Several limitations should be considered when interpreting the results of this study. First, a number of patients were excluded because of missing variables relating to their gene expression profiles and use of adjuvant chemotherapy and radiation therapy that were necessary to determine the subtype of breast cancer and nonadherence to standard cancer therapy. These exclusions may have introduced a degree of selection bias. Second, we could not take into account the medical advances that took place during our relatively long study period; changes in insurance coverage for trastuzumab in particular may have confounded the results. Third, because we determined the sample size on the basis of the data available during the study period rather than by a priori calculation, we cannot exclude the possibility that the lack of statistical significance may have resulted from inadequate statistical power to detect a potential difference between the two groups. Fourth, the time lapse until administration of standard cancer therapy, such as trastuzumab, was not considered. Finally, because of the retrospective study design, it was not possible to measure levels of inflammatory biomarkers that could explain the causal relationship between type of anesthesia used and recurrence of cancer.

*WORK REQUEST*:
Answer these questions about the passage on study limitations:
(a) What kind of bias may the patient exclusions have introduced?
(b) Changes in insurance coverage for which drug may have confounded the results?
(c) What prevented measurement of inflammatory biomarker levels?

*GIVEN INFORMATION*:

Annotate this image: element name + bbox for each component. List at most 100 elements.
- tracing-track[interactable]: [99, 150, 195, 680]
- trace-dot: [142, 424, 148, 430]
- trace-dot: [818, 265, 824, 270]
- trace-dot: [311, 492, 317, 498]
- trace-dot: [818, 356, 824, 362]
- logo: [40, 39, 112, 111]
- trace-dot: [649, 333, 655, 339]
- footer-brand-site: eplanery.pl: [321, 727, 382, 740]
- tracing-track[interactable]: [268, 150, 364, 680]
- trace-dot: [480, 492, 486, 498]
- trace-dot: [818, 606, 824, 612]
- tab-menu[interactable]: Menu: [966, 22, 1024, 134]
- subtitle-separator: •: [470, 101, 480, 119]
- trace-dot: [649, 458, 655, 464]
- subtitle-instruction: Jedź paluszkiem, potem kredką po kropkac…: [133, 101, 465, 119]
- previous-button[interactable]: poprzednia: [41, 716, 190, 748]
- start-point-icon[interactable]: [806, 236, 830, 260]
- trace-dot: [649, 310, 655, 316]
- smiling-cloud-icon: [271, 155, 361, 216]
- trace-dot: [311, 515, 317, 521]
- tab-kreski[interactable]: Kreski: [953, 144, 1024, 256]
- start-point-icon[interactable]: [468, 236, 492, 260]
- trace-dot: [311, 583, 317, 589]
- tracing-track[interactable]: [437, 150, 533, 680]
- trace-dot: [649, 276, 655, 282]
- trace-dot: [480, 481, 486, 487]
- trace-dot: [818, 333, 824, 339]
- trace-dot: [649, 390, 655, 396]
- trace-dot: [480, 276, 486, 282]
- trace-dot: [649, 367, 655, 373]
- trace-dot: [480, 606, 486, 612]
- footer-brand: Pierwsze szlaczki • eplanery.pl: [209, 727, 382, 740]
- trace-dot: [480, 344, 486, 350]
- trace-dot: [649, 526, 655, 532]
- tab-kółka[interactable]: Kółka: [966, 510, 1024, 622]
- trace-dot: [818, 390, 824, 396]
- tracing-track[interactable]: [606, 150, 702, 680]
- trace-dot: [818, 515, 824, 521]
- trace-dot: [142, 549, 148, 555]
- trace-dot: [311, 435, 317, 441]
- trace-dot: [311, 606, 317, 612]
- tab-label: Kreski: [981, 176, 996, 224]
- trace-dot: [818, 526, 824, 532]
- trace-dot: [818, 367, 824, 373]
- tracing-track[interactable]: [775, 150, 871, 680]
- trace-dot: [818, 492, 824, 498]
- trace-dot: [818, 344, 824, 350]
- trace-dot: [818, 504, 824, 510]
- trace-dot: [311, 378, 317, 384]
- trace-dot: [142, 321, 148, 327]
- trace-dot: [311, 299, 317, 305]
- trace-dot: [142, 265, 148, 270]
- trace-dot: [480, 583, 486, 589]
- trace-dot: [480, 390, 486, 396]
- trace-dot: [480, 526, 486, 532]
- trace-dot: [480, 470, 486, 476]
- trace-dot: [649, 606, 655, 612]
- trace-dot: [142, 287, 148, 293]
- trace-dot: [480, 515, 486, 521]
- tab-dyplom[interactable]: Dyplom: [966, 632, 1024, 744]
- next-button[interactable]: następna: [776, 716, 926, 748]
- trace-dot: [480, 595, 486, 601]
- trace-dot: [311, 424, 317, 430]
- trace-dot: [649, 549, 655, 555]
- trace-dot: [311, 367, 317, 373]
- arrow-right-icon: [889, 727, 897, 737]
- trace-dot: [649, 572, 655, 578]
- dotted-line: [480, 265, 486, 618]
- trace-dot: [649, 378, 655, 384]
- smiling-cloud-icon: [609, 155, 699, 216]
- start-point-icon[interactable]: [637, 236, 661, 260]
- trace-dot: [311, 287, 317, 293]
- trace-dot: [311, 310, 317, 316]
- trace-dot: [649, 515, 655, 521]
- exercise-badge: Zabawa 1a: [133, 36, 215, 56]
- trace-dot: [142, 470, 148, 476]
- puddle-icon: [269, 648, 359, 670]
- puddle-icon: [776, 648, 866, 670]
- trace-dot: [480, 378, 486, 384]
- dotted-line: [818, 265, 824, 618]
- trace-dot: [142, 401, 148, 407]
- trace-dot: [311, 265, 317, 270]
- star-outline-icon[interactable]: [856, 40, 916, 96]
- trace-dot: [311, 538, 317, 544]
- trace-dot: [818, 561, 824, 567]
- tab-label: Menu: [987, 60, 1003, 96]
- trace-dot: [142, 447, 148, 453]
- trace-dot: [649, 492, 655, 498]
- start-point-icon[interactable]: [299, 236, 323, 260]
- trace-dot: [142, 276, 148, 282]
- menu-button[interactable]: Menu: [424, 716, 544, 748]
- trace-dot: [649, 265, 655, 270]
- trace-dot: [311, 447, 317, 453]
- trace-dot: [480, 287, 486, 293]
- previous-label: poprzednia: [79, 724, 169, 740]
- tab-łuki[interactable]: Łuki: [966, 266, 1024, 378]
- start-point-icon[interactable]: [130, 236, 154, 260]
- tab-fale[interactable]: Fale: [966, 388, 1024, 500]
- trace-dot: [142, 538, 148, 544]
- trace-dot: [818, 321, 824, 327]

*TASK OUTPUT*:
(a) Selection bias.
(b) Trastuzumab.
(c) The retrospective study design.